=== Required task ===
Leave the pictures out and print every record below exactly as it stands.

Dataset excerpt:
*-*-*
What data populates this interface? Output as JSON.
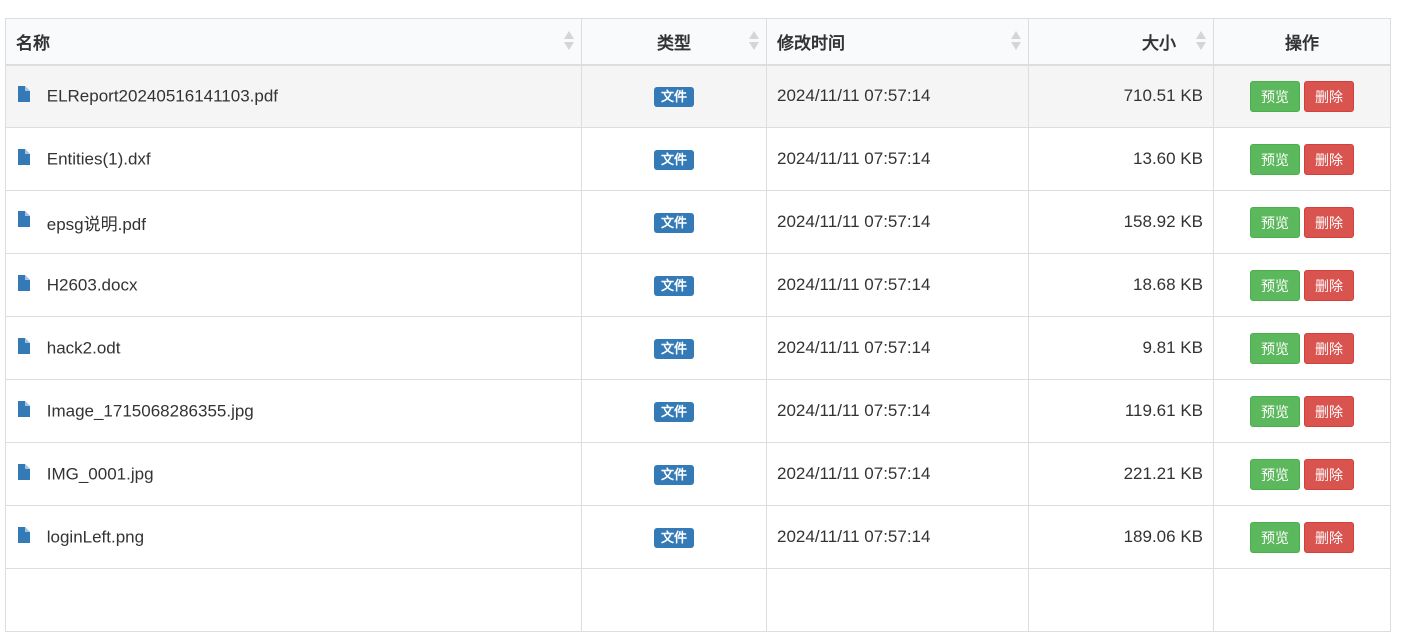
{
  "table": {
    "headers": {
      "name": "名称",
      "type": "类型",
      "modified": "修改时间",
      "size": "大小",
      "actions": "操作"
    },
    "rows": [
      {
        "name": "ELReport20240516141103.pdf",
        "type": "文件",
        "modified": "2024/11/11 07:57:14",
        "size": "710.51 KB",
        "preview": "预览",
        "delete": "删除"
      },
      {
        "name": "Entities(1).dxf",
        "type": "文件",
        "modified": "2024/11/11 07:57:14",
        "size": "13.60 KB",
        "preview": "预览",
        "delete": "删除"
      },
      {
        "name": "epsg说明.pdf",
        "type": "文件",
        "modified": "2024/11/11 07:57:14",
        "size": "158.92 KB",
        "preview": "预览",
        "delete": "删除"
      },
      {
        "name": "H2603.docx",
        "type": "文件",
        "modified": "2024/11/11 07:57:14",
        "size": "18.68 KB",
        "preview": "预览",
        "delete": "删除"
      },
      {
        "name": "hack2.odt",
        "type": "文件",
        "modified": "2024/11/11 07:57:14",
        "size": "9.81 KB",
        "preview": "预览",
        "delete": "删除"
      },
      {
        "name": "Image_1715068286355.jpg",
        "type": "文件",
        "modified": "2024/11/11 07:57:14",
        "size": "119.61 KB",
        "preview": "预览",
        "delete": "删除"
      },
      {
        "name": "IMG_0001.jpg",
        "type": "文件",
        "modified": "2024/11/11 07:57:14",
        "size": "221.21 KB",
        "preview": "预览",
        "delete": "删除"
      },
      {
        "name": "loginLeft.png",
        "type": "文件",
        "modified": "2024/11/11 07:57:14",
        "size": "189.06 KB",
        "preview": "预览",
        "delete": "删除"
      },
      {
        "name": "",
        "type": "",
        "modified": "",
        "size": "",
        "preview": "",
        "delete": ""
      }
    ]
  },
  "colors": {
    "badge": "#337ab7",
    "preview_button": "#5cb85c",
    "delete_button": "#d9534f",
    "file_icon": "#337ab7",
    "highlight_row": "#f5f5f5"
  },
  "icons": {
    "file": "file-icon",
    "sort": "sort-icon"
  }
}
*-*-*
=== Completed task ===
What data populates this interface? Output as JSON.
{
  "table": {
    "headers": {
      "name": "名称",
      "type": "类型",
      "modified": "修改时间",
      "size": "大小",
      "actions": "操作"
    },
    "rows": [
      {
        "name": "ELReport20240516141103.pdf",
        "type": "文件",
        "modified": "2024/11/11 07:57:14",
        "size": "710.51 KB",
        "preview": "预览",
        "delete": "删除"
      },
      {
        "name": "Entities(1).dxf",
        "type": "文件",
        "modified": "2024/11/11 07:57:14",
        "size": "13.60 KB",
        "preview": "预览",
        "delete": "删除"
      },
      {
        "name": "epsg说明.pdf",
        "type": "文件",
        "modified": "2024/11/11 07:57:14",
        "size": "158.92 KB",
        "preview": "预览",
        "delete": "删除"
      },
      {
        "name": "H2603.docx",
        "type": "文件",
        "modified": "2024/11/11 07:57:14",
        "size": "18.68 KB",
        "preview": "预览",
        "delete": "删除"
      },
      {
        "name": "hack2.odt",
        "type": "文件",
        "modified": "2024/11/11 07:57:14",
        "size": "9.81 KB",
        "preview": "预览",
        "delete": "删除"
      },
      {
        "name": "Image_1715068286355.jpg",
        "type": "文件",
        "modified": "2024/11/11 07:57:14",
        "size": "119.61 KB",
        "preview": "预览",
        "delete": "删除"
      },
      {
        "name": "IMG_0001.jpg",
        "type": "文件",
        "modified": "2024/11/11 07:57:14",
        "size": "221.21 KB",
        "preview": "预览",
        "delete": "删除"
      },
      {
        "name": "loginLeft.png",
        "type": "文件",
        "modified": "2024/11/11 07:57:14",
        "size": "189.06 KB",
        "preview": "预览",
        "delete": "删除"
      },
      {
        "name": "",
        "type": "",
        "modified": "",
        "size": "",
        "preview": "",
        "delete": ""
      }
    ]
  },
  "colors": {
    "badge": "#337ab7",
    "preview_button": "#5cb85c",
    "delete_button": "#d9534f",
    "file_icon": "#337ab7",
    "highlight_row": "#f5f5f5"
  },
  "icons": {
    "file": "file-icon",
    "sort": "sort-icon"
  }
}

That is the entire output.